STATED PROBLEM
Every line of the material is to be quoted verbatim, minus the pictures.

[Data records]

## Begin

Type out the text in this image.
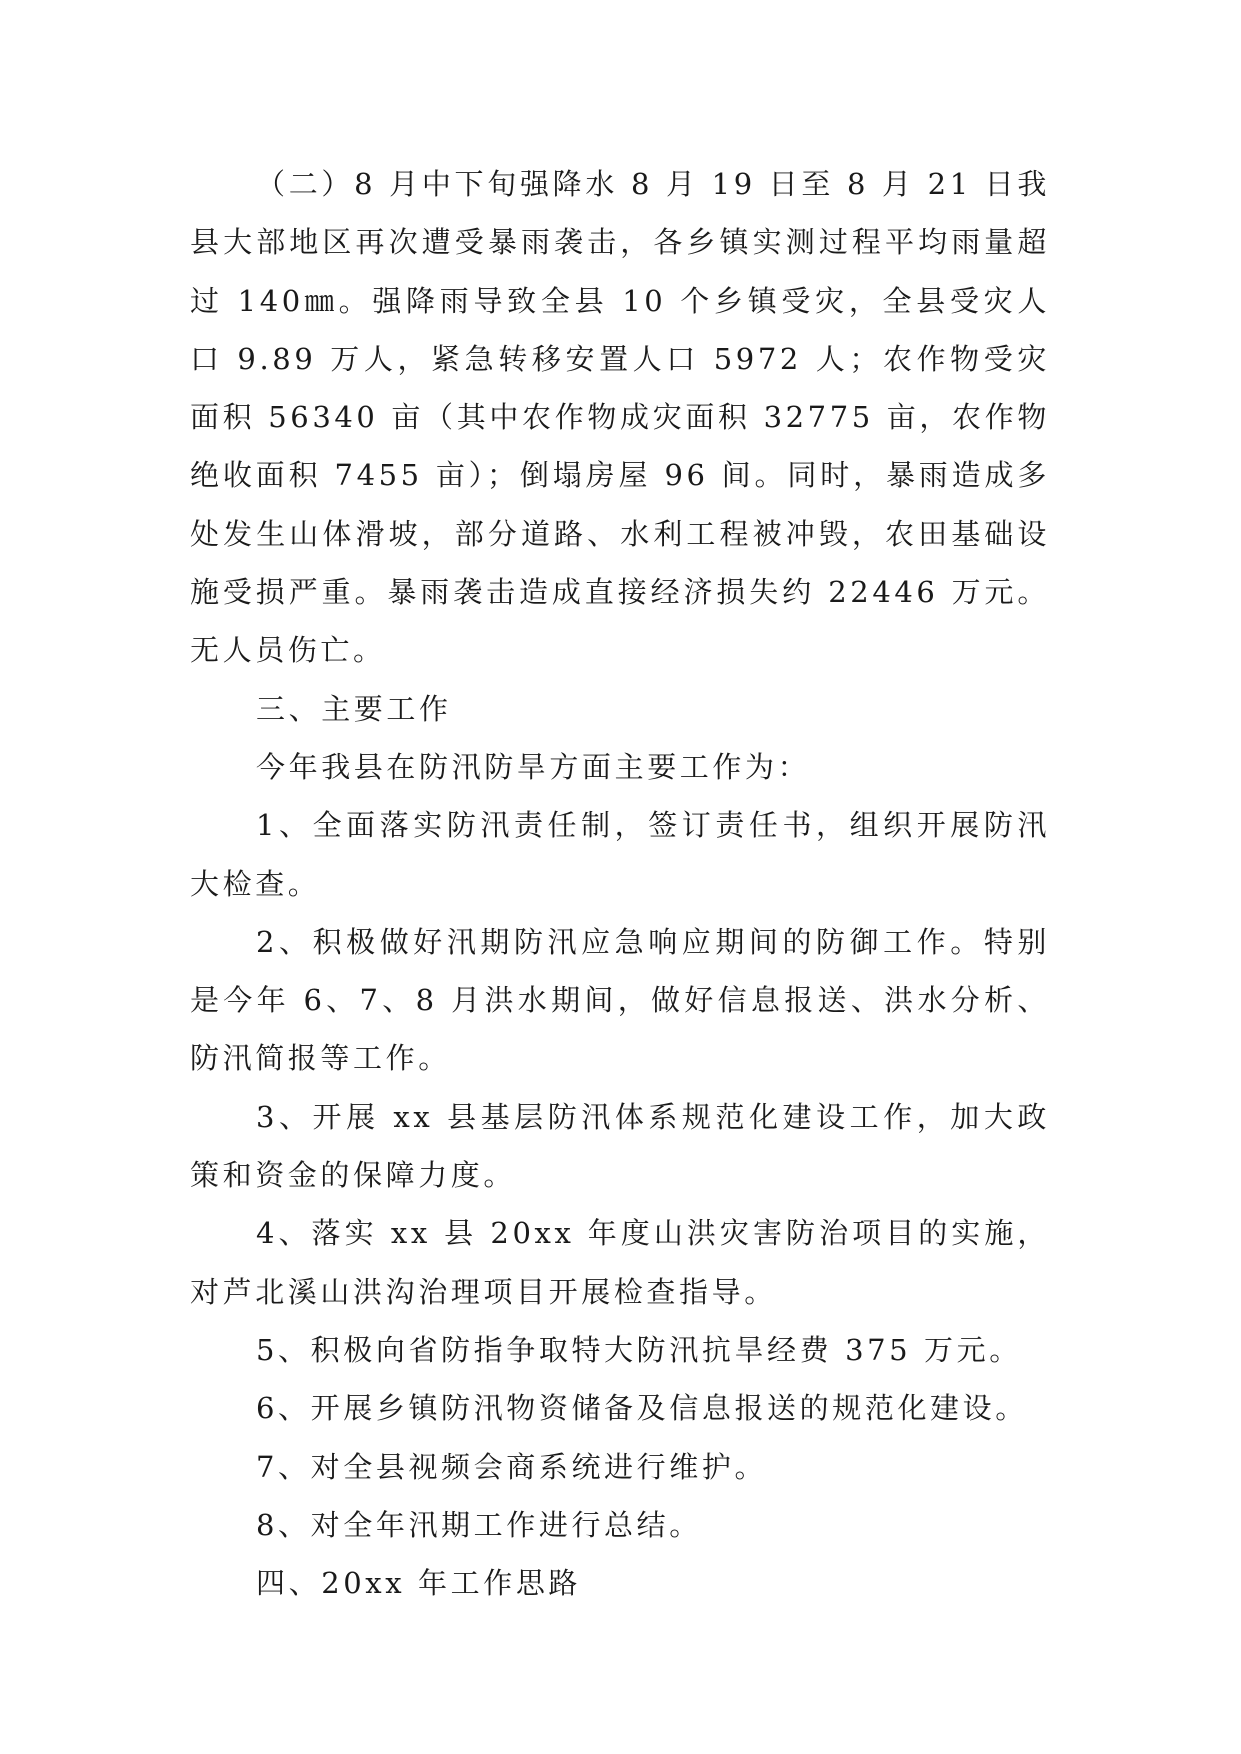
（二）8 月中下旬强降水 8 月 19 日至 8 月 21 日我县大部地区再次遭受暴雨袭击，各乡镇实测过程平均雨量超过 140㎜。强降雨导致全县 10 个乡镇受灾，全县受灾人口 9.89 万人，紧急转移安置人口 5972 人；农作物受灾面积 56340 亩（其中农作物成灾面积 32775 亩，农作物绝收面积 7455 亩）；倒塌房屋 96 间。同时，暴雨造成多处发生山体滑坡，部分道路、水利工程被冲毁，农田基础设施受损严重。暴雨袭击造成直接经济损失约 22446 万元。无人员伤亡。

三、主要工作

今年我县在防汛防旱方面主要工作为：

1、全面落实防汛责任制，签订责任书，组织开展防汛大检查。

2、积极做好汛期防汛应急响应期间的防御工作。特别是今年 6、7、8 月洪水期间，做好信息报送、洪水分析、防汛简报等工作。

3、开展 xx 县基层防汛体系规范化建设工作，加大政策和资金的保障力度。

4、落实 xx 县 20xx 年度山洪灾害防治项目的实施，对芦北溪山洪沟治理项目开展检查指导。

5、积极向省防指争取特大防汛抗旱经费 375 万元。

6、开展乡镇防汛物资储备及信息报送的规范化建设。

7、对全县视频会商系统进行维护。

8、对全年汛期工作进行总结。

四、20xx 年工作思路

## End

ANSWER TO THIS TASK
Type out the text in this image.
（二）8 月中下旬强降水 8 月 19 日至 8 月 21 日我县大部地区再次遭受暴雨袭击，各乡镇实测过程平均雨量超过 140㎜。强降雨导致全县 10 个乡镇受灾，全县受灾人口 9.89 万人，紧急转移安置人口 5972 人；农作物受灾面积 56340 亩（其中农作物成灾面积 32775 亩，农作物绝收面积 7455 亩）；倒塌房屋 96 间。同时，暴雨造成多处发生山体滑坡，部分道路、水利工程被冲毁，农田基础设施受损严重。暴雨袭击造成直接经济损失约 22446 万元。无人员伤亡。

三、主要工作

今年我县在防汛防旱方面主要工作为：

1、全面落实防汛责任制，签订责任书，组织开展防汛大检查。

2、积极做好汛期防汛应急响应期间的防御工作。特别是今年 6、7、8 月洪水期间，做好信息报送、洪水分析、防汛简报等工作。

3、开展 xx 县基层防汛体系规范化建设工作，加大政策和资金的保障力度。

4、落实 xx 县 20xx 年度山洪灾害防治项目的实施，对芦北溪山洪沟治理项目开展检查指导。

5、积极向省防指争取特大防汛抗旱经费 375 万元。

6、开展乡镇防汛物资储备及信息报送的规范化建设。

7、对全县视频会商系统进行维护。

8、对全年汛期工作进行总结。

四、20xx 年工作思路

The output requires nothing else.